-- Begin --

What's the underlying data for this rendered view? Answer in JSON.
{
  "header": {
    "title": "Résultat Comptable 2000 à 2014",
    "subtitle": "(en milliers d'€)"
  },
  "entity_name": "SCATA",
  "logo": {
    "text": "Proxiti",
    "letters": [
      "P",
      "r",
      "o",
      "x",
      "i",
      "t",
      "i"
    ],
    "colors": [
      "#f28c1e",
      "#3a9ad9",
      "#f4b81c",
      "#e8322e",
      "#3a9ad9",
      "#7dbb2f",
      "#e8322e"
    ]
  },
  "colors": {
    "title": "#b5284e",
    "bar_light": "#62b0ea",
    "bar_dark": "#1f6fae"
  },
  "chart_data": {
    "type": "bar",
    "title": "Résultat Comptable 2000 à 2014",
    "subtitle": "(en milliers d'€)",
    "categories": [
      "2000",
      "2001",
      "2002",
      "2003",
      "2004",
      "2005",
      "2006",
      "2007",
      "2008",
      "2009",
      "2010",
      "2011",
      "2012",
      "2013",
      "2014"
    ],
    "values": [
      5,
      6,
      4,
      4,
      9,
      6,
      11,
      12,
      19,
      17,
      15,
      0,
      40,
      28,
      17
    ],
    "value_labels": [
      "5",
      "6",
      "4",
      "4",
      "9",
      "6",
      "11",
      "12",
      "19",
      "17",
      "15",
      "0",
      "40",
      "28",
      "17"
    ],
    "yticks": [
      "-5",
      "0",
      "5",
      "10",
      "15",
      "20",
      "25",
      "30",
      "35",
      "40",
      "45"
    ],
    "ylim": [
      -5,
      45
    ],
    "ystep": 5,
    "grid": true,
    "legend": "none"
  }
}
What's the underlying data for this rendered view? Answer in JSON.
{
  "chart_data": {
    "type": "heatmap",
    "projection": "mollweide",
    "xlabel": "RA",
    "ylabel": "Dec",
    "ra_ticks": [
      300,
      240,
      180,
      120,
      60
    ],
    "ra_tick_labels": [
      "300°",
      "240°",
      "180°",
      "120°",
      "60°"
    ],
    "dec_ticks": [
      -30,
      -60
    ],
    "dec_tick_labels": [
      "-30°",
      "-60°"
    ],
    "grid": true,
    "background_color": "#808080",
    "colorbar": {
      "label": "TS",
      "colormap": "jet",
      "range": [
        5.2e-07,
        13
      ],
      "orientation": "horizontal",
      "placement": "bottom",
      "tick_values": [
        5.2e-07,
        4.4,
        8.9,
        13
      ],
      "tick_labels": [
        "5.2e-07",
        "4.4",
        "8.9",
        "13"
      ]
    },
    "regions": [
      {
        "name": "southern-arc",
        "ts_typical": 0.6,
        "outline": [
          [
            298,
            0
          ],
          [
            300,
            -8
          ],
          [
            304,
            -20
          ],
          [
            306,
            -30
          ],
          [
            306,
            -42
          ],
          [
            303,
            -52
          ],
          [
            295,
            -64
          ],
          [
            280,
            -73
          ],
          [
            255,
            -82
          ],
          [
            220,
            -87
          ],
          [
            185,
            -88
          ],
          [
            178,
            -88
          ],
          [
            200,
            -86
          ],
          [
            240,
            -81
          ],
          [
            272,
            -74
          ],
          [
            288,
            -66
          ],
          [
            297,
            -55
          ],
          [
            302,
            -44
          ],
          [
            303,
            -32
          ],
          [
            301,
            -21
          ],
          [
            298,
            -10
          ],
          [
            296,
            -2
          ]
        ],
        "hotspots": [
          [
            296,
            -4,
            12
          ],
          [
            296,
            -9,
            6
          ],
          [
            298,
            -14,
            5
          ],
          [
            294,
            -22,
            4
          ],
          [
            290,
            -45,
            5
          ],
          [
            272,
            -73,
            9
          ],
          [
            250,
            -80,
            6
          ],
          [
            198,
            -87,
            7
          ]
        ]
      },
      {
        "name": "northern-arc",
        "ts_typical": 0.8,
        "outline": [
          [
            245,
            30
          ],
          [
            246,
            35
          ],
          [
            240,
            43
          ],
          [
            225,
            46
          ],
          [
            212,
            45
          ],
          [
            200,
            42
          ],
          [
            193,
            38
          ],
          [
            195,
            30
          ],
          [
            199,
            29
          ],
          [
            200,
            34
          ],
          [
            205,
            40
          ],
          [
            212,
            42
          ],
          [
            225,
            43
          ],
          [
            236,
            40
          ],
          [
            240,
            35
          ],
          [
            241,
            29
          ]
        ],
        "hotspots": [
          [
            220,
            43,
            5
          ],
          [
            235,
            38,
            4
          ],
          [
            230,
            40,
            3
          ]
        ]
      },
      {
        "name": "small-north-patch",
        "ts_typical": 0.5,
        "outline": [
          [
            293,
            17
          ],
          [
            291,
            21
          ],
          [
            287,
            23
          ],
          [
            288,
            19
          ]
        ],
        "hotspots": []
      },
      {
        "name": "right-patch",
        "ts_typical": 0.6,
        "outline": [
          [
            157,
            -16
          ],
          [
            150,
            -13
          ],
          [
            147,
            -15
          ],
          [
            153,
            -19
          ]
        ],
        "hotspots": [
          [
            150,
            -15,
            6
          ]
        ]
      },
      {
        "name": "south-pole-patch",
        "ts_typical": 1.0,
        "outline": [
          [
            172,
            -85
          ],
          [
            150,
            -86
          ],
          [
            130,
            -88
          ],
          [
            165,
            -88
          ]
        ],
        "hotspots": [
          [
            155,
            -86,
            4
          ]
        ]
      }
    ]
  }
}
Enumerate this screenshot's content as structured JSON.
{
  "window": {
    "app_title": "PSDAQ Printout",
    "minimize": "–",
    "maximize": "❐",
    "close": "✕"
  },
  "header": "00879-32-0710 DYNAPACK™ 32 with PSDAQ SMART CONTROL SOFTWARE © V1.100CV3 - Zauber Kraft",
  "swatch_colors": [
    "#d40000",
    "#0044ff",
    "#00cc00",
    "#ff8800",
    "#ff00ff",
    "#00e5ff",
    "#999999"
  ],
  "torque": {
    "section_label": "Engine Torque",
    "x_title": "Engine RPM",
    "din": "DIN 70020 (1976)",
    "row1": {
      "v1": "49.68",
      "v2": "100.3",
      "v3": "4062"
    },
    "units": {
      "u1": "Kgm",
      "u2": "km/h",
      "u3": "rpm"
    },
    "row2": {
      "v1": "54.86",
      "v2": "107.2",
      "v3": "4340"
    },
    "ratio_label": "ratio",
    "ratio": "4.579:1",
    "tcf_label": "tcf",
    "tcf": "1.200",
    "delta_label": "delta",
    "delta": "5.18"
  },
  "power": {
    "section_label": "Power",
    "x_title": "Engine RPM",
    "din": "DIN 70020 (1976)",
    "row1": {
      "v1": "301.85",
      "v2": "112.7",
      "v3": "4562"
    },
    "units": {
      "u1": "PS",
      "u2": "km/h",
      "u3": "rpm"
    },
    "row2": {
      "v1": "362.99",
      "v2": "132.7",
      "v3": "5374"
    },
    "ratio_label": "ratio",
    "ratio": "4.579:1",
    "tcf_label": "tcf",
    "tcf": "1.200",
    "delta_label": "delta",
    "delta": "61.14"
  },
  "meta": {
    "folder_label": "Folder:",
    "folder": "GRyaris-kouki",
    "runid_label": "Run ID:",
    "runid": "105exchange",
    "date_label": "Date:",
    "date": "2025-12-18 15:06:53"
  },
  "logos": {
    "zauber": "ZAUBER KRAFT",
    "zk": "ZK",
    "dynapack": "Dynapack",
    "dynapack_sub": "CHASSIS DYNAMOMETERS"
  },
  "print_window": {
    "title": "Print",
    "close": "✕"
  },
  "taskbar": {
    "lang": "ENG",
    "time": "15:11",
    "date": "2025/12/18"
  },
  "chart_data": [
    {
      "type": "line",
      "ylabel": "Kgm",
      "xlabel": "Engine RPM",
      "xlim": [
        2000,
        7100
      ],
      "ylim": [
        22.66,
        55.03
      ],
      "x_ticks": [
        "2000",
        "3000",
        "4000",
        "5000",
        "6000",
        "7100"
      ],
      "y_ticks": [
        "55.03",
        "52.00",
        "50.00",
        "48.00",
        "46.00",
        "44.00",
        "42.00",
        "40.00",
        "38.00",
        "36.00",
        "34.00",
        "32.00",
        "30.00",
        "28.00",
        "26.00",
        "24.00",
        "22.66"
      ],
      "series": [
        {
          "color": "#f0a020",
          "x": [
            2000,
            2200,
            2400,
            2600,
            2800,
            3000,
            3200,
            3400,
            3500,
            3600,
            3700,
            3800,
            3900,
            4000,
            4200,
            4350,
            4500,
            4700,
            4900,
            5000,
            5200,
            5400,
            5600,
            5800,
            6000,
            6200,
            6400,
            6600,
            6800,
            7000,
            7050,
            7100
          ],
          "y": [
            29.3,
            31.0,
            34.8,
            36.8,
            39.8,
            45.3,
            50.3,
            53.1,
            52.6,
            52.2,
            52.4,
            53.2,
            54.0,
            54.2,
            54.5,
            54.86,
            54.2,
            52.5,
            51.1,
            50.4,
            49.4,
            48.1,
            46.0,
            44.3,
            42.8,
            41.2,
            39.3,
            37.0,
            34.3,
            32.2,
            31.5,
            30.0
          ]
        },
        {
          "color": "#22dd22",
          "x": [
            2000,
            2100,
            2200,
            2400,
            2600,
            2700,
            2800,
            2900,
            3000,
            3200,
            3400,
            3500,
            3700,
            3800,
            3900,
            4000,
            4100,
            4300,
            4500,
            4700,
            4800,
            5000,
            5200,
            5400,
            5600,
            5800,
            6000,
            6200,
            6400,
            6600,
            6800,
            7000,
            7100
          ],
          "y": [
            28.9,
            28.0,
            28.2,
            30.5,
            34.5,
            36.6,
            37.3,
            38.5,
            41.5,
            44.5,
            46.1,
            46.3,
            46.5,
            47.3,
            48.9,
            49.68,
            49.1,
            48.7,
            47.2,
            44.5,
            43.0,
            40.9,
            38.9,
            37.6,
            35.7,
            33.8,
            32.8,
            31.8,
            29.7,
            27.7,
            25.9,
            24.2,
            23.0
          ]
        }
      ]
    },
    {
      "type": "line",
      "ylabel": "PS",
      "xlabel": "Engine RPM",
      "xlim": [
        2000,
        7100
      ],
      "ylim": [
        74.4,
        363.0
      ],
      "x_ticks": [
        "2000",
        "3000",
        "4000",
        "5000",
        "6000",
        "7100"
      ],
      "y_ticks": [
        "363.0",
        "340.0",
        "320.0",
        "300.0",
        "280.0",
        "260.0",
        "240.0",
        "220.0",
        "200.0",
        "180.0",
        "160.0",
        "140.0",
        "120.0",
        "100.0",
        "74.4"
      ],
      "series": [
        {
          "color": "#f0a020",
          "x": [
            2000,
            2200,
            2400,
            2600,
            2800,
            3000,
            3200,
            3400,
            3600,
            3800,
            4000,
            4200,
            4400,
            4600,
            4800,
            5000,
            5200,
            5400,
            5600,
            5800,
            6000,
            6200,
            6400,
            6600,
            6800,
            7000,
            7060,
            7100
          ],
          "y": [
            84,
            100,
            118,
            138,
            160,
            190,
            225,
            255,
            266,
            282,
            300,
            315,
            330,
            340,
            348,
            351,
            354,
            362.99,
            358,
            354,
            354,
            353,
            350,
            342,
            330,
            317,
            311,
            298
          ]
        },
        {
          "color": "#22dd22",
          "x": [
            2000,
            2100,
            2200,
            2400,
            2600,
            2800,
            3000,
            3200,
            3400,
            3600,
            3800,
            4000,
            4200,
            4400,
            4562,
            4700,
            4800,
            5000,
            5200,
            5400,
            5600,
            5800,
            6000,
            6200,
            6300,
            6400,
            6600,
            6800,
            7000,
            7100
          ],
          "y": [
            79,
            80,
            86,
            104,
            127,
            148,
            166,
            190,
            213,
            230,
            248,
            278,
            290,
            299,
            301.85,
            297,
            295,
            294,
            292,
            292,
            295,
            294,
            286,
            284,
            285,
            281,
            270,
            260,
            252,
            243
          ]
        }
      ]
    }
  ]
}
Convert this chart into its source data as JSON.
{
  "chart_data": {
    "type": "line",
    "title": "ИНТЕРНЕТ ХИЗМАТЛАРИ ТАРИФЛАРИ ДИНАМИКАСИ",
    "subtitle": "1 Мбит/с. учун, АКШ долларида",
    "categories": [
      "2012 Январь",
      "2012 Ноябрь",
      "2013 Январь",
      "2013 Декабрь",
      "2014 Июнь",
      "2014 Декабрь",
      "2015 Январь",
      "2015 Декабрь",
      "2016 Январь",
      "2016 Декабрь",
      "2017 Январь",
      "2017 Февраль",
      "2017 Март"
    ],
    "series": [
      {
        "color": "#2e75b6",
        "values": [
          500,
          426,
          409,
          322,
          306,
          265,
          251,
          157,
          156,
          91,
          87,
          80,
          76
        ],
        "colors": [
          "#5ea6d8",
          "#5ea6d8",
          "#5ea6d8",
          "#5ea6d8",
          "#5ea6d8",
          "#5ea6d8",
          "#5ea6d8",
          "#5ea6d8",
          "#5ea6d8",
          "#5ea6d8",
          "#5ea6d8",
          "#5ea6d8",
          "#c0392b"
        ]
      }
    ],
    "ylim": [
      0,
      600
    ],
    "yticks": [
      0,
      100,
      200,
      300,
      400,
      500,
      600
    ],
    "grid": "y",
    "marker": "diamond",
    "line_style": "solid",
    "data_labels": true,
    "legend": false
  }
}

-- End --

GOAL – Using the listing above, pull out all lines that hold the word "JSON".

WRITTEN RESPONSE –
What's the underlying data for this rendered view? Answer in JSON.
What's the underlying data for this rendered view? Answer in JSON.
Enumerate this screenshot's content as structured JSON.
Convert this chart into its source data as JSON.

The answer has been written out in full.